The Agile Data (AD) Method

Agile Data Logo

Data Quality Techniques: How to Assess DQ Techniques

Poor quality data, known as data technical debt, has been building in your organization for years.  Some organizations seem to be better at avoiding data technical debt, or at least reducing it, than others. Why is that? It starts in your way of thinking (WoT), in how you value data and in your understanding of the impact of data quality on your organizational health. You then adopt ways of working (WoW) that reflect your WoT, choosing to apply techniques that promote higher levels of data quality. 
The challenge is that there are many data quality (DQ) techniques available to you, and the purveyors of those techniques all have wonderful stories about how great their techniques are. That’s nice, but how do you choose the right DQ techniques for your context?  How do you address both short-term and long-term needs? This article describes how to compare techniques/practices to assess their effectiveness at improving data quality.

RECORDS>
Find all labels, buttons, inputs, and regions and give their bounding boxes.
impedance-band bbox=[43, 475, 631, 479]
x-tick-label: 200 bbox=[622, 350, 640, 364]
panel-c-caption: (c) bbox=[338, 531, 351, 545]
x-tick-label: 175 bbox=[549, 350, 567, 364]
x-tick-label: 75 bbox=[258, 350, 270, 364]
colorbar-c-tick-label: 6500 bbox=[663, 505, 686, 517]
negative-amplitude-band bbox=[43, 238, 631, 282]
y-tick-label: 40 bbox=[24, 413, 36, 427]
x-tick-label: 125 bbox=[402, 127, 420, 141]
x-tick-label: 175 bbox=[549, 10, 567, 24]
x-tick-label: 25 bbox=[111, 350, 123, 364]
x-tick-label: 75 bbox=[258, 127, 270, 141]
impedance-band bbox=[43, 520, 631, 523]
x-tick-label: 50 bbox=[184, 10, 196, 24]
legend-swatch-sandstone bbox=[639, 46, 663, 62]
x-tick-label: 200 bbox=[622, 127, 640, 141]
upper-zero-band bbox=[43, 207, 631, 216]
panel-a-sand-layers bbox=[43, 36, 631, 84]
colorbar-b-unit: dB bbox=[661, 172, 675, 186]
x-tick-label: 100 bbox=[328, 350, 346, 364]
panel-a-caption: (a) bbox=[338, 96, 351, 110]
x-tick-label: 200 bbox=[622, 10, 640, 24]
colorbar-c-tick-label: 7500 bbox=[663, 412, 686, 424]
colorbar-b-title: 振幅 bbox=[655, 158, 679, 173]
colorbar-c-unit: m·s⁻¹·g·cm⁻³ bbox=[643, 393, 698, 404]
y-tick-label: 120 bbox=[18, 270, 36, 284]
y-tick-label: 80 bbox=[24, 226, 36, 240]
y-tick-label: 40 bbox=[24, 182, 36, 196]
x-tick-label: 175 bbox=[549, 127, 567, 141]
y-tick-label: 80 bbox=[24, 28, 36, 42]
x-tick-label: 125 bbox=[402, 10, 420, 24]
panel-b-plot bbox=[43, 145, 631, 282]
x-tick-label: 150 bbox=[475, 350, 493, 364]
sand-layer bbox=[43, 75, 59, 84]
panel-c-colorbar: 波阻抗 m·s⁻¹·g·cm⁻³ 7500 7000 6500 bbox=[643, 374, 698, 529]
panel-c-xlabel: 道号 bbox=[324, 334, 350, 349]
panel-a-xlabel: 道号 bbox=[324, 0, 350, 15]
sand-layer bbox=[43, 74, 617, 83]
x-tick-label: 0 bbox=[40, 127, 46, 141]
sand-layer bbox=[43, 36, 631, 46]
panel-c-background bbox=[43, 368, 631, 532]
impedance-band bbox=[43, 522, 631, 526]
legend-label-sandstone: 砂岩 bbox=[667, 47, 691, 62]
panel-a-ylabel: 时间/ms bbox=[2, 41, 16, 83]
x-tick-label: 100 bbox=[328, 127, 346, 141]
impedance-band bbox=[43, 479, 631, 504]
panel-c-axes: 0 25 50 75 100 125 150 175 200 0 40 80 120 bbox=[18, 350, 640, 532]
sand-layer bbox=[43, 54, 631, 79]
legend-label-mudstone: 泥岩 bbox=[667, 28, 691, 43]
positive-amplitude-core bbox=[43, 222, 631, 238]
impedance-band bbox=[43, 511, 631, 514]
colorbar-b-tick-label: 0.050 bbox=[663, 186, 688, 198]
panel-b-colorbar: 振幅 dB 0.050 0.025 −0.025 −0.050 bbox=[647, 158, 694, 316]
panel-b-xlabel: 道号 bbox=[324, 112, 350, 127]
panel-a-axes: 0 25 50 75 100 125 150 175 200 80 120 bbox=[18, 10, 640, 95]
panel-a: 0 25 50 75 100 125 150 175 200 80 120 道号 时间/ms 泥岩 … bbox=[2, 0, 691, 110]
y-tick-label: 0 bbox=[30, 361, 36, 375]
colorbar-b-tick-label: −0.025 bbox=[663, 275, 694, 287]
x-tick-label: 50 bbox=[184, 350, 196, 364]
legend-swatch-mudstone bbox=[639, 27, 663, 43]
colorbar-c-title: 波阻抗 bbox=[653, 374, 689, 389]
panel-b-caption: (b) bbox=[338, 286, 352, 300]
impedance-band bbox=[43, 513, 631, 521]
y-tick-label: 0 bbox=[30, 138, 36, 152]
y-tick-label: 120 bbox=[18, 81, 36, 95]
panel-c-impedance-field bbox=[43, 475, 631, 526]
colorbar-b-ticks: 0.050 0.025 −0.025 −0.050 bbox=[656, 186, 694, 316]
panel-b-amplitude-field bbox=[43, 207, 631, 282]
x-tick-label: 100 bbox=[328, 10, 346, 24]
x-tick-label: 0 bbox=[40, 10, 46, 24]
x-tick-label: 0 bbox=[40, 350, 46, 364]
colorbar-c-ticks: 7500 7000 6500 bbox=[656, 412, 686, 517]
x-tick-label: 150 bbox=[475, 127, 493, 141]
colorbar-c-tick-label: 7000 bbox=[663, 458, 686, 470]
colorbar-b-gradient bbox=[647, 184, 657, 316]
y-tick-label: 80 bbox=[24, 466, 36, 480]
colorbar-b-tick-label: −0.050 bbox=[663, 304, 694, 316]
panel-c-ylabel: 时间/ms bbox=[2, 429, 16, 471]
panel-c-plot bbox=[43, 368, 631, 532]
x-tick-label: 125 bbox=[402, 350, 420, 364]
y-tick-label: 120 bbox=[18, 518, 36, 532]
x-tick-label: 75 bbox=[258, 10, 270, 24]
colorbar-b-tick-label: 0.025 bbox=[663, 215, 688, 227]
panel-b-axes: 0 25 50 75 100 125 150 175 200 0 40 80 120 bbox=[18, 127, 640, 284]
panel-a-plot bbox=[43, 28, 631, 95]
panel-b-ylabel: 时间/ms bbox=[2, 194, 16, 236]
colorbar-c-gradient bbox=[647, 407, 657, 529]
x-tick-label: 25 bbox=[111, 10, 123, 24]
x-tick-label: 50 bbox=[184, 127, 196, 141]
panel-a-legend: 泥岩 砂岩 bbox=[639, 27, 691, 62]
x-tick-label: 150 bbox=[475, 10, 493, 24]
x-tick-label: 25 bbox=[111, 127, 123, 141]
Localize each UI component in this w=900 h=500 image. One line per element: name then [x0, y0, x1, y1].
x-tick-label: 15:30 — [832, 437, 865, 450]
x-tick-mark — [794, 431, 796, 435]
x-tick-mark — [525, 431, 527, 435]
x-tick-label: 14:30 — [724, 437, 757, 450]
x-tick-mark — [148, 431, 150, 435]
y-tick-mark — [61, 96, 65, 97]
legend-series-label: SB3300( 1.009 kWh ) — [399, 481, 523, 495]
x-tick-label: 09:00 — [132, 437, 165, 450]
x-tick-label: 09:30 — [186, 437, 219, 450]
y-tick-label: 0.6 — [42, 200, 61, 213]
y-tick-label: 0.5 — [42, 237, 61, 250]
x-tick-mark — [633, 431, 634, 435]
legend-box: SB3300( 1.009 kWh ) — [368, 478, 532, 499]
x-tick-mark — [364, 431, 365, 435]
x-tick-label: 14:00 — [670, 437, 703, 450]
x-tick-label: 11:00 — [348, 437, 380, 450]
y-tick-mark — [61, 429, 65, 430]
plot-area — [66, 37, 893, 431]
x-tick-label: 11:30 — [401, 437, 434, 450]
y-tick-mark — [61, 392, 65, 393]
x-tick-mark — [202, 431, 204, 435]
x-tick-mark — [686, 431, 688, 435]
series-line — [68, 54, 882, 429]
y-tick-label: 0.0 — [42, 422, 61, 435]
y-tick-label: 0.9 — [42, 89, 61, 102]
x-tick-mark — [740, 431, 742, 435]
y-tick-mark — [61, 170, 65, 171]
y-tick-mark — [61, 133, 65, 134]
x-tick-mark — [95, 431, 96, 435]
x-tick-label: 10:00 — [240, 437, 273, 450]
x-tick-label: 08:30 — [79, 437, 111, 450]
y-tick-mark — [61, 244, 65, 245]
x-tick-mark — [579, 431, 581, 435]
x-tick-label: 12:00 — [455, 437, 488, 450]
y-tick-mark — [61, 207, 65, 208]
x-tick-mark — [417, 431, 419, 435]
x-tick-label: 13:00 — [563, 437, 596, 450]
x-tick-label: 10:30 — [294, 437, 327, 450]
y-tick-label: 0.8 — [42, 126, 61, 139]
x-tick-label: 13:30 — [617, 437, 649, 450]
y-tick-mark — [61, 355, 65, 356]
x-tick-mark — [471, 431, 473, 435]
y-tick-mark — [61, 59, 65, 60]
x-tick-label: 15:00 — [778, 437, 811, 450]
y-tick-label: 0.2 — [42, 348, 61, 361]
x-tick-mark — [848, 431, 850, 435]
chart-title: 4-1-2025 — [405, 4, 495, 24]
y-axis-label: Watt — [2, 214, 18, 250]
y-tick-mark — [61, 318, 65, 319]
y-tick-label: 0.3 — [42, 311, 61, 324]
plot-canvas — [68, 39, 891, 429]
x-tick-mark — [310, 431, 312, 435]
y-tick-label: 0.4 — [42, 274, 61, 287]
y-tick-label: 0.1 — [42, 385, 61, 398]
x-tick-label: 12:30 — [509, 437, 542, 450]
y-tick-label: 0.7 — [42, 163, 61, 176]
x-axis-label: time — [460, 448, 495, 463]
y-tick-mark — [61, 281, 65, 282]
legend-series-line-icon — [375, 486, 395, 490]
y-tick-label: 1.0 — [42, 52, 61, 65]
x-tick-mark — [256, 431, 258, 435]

TO DO> In the data quality article, what name is given to poor quality data?

ANSWER TO THE PROBLEM> Data technical debt.